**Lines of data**
####################
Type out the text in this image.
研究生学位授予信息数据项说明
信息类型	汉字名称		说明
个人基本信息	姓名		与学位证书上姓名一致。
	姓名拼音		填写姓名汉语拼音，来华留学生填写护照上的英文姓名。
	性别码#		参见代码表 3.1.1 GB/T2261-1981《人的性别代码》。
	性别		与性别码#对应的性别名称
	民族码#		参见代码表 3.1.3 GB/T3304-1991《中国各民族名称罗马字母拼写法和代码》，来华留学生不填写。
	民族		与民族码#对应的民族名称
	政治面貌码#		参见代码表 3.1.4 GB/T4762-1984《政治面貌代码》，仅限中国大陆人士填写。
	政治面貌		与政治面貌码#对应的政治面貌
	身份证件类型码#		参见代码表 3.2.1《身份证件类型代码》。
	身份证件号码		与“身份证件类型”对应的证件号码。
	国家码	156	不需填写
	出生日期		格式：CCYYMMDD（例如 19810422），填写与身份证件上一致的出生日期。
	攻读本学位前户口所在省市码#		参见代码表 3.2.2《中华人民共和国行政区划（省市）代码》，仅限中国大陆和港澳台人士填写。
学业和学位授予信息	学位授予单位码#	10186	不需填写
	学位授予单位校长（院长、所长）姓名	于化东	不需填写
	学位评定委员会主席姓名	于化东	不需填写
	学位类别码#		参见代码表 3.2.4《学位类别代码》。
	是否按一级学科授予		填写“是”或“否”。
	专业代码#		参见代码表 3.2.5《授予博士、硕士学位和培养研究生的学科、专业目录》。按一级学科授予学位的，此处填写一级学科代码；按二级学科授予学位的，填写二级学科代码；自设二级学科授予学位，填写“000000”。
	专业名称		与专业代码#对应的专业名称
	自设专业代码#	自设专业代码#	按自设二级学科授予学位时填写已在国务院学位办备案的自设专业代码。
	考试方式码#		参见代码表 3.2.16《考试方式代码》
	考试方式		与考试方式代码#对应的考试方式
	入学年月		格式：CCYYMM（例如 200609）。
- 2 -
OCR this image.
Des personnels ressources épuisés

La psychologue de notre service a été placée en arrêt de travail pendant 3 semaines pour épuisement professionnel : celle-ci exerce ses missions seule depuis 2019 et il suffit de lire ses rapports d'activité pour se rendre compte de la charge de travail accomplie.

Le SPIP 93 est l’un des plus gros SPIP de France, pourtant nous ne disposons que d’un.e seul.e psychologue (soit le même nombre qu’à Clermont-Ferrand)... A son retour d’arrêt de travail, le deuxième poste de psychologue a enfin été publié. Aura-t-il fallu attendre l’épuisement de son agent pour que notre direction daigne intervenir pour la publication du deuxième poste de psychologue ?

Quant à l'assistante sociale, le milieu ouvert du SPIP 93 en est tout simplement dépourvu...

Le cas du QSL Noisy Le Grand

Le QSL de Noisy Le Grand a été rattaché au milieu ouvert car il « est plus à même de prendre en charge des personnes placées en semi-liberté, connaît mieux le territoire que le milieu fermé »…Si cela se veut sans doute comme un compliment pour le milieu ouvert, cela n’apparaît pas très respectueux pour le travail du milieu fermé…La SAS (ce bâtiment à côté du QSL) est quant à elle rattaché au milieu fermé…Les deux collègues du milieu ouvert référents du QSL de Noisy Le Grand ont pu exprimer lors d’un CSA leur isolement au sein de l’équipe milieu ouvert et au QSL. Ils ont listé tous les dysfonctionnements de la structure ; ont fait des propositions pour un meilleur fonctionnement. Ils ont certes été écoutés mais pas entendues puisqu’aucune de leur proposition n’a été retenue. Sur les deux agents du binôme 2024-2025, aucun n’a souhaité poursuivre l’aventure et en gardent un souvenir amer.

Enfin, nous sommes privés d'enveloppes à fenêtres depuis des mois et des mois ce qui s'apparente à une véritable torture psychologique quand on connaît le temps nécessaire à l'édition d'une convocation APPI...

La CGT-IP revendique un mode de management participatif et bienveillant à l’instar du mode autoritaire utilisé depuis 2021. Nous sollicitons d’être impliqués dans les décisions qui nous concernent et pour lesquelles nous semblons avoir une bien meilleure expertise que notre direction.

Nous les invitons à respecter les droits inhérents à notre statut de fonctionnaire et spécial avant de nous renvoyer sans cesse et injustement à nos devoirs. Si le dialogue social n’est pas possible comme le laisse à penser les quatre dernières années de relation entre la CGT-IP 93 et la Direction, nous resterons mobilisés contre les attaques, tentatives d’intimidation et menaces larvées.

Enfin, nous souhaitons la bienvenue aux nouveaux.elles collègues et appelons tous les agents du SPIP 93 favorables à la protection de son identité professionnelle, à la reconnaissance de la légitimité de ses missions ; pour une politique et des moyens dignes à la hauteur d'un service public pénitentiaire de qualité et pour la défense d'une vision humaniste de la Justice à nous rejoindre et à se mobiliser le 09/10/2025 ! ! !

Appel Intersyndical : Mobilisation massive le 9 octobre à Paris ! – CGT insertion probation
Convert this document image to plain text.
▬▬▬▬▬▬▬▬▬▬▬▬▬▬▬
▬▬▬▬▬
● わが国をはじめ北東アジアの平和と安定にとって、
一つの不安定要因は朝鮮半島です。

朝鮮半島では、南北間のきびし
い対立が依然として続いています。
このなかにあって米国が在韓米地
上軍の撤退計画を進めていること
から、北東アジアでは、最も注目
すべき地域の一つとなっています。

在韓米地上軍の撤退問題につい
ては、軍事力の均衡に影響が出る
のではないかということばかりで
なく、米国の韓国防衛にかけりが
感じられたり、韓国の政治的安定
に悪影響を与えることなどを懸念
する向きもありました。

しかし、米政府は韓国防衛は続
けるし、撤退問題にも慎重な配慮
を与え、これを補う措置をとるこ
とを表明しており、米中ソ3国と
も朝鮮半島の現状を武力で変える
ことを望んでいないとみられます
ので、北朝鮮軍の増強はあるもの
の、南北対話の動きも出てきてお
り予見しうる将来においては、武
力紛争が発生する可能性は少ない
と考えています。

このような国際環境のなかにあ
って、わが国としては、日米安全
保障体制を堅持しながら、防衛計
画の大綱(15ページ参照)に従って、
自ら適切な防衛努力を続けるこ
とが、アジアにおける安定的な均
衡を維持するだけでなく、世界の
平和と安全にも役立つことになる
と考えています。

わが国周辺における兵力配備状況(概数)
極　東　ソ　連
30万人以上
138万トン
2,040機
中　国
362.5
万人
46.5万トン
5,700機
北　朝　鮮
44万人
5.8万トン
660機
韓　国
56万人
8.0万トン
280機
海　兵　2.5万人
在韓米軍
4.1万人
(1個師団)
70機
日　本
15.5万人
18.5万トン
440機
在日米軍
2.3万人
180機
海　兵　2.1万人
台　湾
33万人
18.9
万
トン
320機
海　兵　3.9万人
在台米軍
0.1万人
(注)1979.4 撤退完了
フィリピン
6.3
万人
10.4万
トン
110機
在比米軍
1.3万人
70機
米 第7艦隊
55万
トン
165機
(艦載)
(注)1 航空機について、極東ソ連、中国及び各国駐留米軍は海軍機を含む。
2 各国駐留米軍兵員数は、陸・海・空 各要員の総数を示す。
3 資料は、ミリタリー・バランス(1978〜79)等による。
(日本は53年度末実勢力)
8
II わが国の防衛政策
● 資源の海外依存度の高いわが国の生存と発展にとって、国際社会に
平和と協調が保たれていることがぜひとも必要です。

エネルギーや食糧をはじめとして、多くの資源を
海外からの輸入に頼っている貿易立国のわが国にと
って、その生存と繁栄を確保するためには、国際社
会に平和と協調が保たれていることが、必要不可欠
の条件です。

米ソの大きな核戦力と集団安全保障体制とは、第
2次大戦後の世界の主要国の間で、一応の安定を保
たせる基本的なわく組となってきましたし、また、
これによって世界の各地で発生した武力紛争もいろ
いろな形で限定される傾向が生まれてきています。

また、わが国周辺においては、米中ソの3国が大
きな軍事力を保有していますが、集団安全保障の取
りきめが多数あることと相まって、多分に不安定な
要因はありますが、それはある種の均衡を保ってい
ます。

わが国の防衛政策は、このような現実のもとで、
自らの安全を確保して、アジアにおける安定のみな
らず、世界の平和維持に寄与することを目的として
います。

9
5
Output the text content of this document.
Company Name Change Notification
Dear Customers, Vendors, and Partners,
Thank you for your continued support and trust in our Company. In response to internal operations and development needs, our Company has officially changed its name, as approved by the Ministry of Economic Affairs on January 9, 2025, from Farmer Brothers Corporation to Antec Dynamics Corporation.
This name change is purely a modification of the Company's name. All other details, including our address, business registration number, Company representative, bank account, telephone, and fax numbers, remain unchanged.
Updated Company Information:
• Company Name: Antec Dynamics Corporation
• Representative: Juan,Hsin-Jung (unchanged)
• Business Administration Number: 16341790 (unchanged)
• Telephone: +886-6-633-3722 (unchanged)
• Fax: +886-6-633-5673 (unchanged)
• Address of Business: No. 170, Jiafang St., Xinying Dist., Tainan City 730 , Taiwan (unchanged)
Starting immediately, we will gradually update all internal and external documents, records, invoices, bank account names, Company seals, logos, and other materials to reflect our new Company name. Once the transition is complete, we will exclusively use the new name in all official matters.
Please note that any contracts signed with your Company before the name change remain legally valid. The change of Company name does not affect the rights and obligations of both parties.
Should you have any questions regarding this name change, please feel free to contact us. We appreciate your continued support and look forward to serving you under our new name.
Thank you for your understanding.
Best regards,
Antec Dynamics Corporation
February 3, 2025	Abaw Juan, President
####################
**Problem details**
Each line in the listing above either holds the string "support" or does not; state how many do, giving the number only.

**Expected answer**
2